> **Task prompt**: Transcribe the records below exactly.

## start Recorded data

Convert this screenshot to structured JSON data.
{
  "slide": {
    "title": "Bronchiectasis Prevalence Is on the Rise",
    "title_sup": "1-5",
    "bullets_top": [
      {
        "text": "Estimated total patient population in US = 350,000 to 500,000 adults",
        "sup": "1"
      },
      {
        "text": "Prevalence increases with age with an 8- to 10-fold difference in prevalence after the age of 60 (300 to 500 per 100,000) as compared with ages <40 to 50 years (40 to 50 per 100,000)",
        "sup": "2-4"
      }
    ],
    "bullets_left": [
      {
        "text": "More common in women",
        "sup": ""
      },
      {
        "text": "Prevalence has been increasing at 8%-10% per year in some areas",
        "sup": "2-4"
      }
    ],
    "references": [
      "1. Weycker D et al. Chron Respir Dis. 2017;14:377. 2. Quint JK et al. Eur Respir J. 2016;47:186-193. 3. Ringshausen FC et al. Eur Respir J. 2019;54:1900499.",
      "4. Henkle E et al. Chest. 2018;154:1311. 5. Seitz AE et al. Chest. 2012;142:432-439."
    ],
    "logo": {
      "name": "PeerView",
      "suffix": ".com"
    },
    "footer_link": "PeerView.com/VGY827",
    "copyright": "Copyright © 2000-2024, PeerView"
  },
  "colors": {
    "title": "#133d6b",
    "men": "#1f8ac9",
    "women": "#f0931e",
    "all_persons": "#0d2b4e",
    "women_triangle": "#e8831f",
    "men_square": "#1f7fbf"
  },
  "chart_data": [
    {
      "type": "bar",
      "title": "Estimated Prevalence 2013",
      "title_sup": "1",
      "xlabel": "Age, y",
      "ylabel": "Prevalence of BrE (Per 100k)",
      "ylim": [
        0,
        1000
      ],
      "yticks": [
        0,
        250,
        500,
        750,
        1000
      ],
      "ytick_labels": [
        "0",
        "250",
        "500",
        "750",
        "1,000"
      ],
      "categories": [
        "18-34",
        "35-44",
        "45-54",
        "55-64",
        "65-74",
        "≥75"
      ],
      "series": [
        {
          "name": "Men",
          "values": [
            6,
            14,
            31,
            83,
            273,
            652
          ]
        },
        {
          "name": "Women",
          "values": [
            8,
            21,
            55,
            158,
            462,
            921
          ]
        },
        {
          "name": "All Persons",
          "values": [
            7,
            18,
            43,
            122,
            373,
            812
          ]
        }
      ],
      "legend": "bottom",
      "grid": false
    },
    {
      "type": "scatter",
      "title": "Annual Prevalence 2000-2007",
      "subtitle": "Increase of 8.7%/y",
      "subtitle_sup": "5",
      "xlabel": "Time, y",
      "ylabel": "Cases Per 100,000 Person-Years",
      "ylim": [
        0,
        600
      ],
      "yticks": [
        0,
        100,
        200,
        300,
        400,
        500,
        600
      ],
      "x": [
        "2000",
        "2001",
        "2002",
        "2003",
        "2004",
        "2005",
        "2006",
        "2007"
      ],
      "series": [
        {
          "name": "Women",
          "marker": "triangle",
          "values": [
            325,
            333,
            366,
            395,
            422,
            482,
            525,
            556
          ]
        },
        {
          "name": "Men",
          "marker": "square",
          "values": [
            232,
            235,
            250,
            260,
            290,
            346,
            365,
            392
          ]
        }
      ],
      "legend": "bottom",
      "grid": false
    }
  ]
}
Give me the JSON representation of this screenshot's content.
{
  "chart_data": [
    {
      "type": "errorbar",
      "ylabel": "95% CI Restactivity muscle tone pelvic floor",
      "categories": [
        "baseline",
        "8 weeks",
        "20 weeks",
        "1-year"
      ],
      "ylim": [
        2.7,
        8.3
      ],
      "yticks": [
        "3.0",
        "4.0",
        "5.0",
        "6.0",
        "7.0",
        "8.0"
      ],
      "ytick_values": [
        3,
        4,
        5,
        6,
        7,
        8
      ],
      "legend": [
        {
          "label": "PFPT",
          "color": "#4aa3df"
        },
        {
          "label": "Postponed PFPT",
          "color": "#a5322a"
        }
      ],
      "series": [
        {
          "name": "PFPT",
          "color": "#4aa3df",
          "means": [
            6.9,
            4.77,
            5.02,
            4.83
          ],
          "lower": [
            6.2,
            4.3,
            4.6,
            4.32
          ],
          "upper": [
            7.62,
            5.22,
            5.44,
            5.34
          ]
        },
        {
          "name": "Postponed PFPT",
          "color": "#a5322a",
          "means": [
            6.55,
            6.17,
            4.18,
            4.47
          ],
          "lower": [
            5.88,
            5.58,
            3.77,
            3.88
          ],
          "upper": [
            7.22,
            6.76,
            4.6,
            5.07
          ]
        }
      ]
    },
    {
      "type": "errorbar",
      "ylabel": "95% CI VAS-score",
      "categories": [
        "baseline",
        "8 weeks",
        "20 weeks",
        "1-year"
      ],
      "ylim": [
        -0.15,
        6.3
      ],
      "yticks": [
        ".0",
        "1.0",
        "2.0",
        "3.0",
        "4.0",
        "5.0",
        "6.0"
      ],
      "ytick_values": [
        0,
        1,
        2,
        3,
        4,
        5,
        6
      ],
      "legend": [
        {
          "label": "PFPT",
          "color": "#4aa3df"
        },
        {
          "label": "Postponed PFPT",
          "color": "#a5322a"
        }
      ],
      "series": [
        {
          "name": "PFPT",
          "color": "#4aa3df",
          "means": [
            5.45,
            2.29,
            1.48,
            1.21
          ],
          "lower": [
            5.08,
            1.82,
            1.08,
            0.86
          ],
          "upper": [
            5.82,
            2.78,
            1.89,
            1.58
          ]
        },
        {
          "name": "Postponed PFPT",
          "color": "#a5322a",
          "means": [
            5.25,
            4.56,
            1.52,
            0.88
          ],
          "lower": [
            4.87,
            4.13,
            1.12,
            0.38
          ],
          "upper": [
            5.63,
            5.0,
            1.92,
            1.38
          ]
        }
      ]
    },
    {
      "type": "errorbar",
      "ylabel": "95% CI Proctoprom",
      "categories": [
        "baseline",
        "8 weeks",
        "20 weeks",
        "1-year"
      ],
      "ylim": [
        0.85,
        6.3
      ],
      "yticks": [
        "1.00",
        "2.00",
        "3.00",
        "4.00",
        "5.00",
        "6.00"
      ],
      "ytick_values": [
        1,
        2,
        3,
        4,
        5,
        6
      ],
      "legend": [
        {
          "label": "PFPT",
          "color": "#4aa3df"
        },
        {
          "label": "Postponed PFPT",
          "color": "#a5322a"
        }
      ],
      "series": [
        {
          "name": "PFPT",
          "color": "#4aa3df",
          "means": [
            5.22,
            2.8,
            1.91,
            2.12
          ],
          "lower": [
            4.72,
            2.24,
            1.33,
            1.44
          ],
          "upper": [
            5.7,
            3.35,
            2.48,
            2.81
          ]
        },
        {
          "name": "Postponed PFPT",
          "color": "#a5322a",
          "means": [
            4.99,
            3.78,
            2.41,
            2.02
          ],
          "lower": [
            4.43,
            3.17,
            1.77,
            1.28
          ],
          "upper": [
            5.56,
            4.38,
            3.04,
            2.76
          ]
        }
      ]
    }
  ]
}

## end Recorded data

> **Finished task**:
Convert this screenshot to structured JSON data.
{
  "slide": {
    "title": "Bronchiectasis Prevalence Is on the Rise",
    "title_sup": "1-5",
    "bullets_top": [
      {
        "text": "Estimated total patient population in US = 350,000 to 500,000 adults",
        "sup": "1"
      },
      {
        "text": "Prevalence increases with age with an 8- to 10-fold difference in prevalence after the age of 60 (300 to 500 per 100,000) as compared with ages <40 to 50 years (40 to 50 per 100,000)",
        "sup": "2-4"
      }
    ],
    "bullets_left": [
      {
        "text": "More common in women",
        "sup": ""
      },
      {
        "text": "Prevalence has been increasing at 8%-10% per year in some areas",
        "sup": "2-4"
      }
    ],
    "references": [
      "1. Weycker D et al. Chron Respir Dis. 2017;14:377. 2. Quint JK et al. Eur Respir J. 2016;47:186-193. 3. Ringshausen FC et al. Eur Respir J. 2019;54:1900499.",
      "4. Henkle E et al. Chest. 2018;154:1311. 5. Seitz AE et al. Chest. 2012;142:432-439."
    ],
    "logo": {
      "name": "PeerView",
      "suffix": ".com"
    },
    "footer_link": "PeerView.com/VGY827",
    "copyright": "Copyright © 2000-2024, PeerView"
  },
  "colors": {
    "title": "#133d6b",
    "men": "#1f8ac9",
    "women": "#f0931e",
    "all_persons": "#0d2b4e",
    "women_triangle": "#e8831f",
    "men_square": "#1f7fbf"
  },
  "chart_data": [
    {
      "type": "bar",
      "title": "Estimated Prevalence 2013",
      "title_sup": "1",
      "xlabel": "Age, y",
      "ylabel": "Prevalence of BrE (Per 100k)",
      "ylim": [
        0,
        1000
      ],
      "yticks": [
        0,
        250,
        500,
        750,
        1000
      ],
      "ytick_labels": [
        "0",
        "250",
        "500",
        "750",
        "1,000"
      ],
      "categories": [
        "18-34",
        "35-44",
        "45-54",
        "55-64",
        "65-74",
        "≥75"
      ],
      "series": [
        {
          "name": "Men",
          "values": [
            6,
            14,
            31,
            83,
            273,
            652
          ]
        },
        {
          "name": "Women",
          "values": [
            8,
            21,
            55,
            158,
            462,
            921
          ]
        },
        {
          "name": "All Persons",
          "values": [
            7,
            18,
            43,
            122,
            373,
            812
          ]
        }
      ],
      "legend": "bottom",
      "grid": false
    },
    {
      "type": "scatter",
      "title": "Annual Prevalence 2000-2007",
      "subtitle": "Increase of 8.7%/y",
      "subtitle_sup": "5",
      "xlabel": "Time, y",
      "ylabel": "Cases Per 100,000 Person-Years",
      "ylim": [
        0,
        600
      ],
      "yticks": [
        0,
        100,
        200,
        300,
        400,
        500,
        600
      ],
      "x": [
        "2000",
        "2001",
        "2002",
        "2003",
        "2004",
        "2005",
        "2006",
        "2007"
      ],
      "series": [
        {
          "name": "Women",
          "marker": "triangle",
          "values": [
            325,
            333,
            366,
            395,
            422,
            482,
            525,
            556
          ]
        },
        {
          "name": "Men",
          "marker": "square",
          "values": [
            232,
            235,
            250,
            260,
            290,
            346,
            365,
            392
          ]
        }
      ],
      "legend": "bottom",
      "grid": false
    }
  ]
}
Give me the JSON representation of this screenshot's content.
{
  "chart_data": [
    {
      "type": "errorbar",
      "ylabel": "95% CI Restactivity muscle tone pelvic floor",
      "categories": [
        "baseline",
        "8 weeks",
        "20 weeks",
        "1-year"
      ],
      "ylim": [
        2.7,
        8.3
      ],
      "yticks": [
        "3.0",
        "4.0",
        "5.0",
        "6.0",
        "7.0",
        "8.0"
      ],
      "ytick_values": [
        3,
        4,
        5,
        6,
        7,
        8
      ],
      "legend": [
        {
          "label": "PFPT",
          "color": "#4aa3df"
        },
        {
          "label": "Postponed PFPT",
          "color": "#a5322a"
        }
      ],
      "series": [
        {
          "name": "PFPT",
          "color": "#4aa3df",
          "means": [
            6.9,
            4.77,
            5.02,
            4.83
          ],
          "lower": [
            6.2,
            4.3,
            4.6,
            4.32
          ],
          "upper": [
            7.62,
            5.22,
            5.44,
            5.34
          ]
        },
        {
          "name": "Postponed PFPT",
          "color": "#a5322a",
          "means": [
            6.55,
            6.17,
            4.18,
            4.47
          ],
          "lower": [
            5.88,
            5.58,
            3.77,
            3.88
          ],
          "upper": [
            7.22,
            6.76,
            4.6,
            5.07
          ]
        }
      ]
    },
    {
      "type": "errorbar",
      "ylabel": "95% CI VAS-score",
      "categories": [
        "baseline",
        "8 weeks",
        "20 weeks",
        "1-year"
      ],
      "ylim": [
        -0.15,
        6.3
      ],
      "yticks": [
        ".0",
        "1.0",
        "2.0",
        "3.0",
        "4.0",
        "5.0",
        "6.0"
      ],
      "ytick_values": [
        0,
        1,
        2,
        3,
        4,
        5,
        6
      ],
      "legend": [
        {
          "label": "PFPT",
          "color": "#4aa3df"
        },
        {
          "label": "Postponed PFPT",
          "color": "#a5322a"
        }
      ],
      "series": [
        {
          "name": "PFPT",
          "color": "#4aa3df",
          "means": [
            5.45,
            2.29,
            1.48,
            1.21
          ],
          "lower": [
            5.08,
            1.82,
            1.08,
            0.86
          ],
          "upper": [
            5.82,
            2.78,
            1.89,
            1.58
          ]
        },
        {
          "name": "Postponed PFPT",
          "color": "#a5322a",
          "means": [
            5.25,
            4.56,
            1.52,
            0.88
          ],
          "lower": [
            4.87,
            4.13,
            1.12,
            0.38
          ],
          "upper": [
            5.63,
            5.0,
            1.92,
            1.38
          ]
        }
      ]
    },
    {
      "type": "errorbar",
      "ylabel": "95% CI Proctoprom",
      "categories": [
        "baseline",
        "8 weeks",
        "20 weeks",
        "1-year"
      ],
      "ylim": [
        0.85,
        6.3
      ],
      "yticks": [
        "1.00",
        "2.00",
        "3.00",
        "4.00",
        "5.00",
        "6.00"
      ],
      "ytick_values": [
        1,
        2,
        3,
        4,
        5,
        6
      ],
      "legend": [
        {
          "label": "PFPT",
          "color": "#4aa3df"
        },
        {
          "label": "Postponed PFPT",
          "color": "#a5322a"
        }
      ],
      "series": [
        {
          "name": "PFPT",
          "color": "#4aa3df",
          "means": [
            5.22,
            2.8,
            1.91,
            2.12
          ],
          "lower": [
            4.72,
            2.24,
            1.33,
            1.44
          ],
          "upper": [
            5.7,
            3.35,
            2.48,
            2.81
          ]
        },
        {
          "name": "Postponed PFPT",
          "color": "#a5322a",
          "means": [
            4.99,
            3.78,
            2.41,
            2.02
          ],
          "lower": [
            4.43,
            3.17,
            1.77,
            1.28
          ],
          "upper": [
            5.56,
            4.38,
            3.04,
            2.76
          ]
        }
      ]
    }
  ]
}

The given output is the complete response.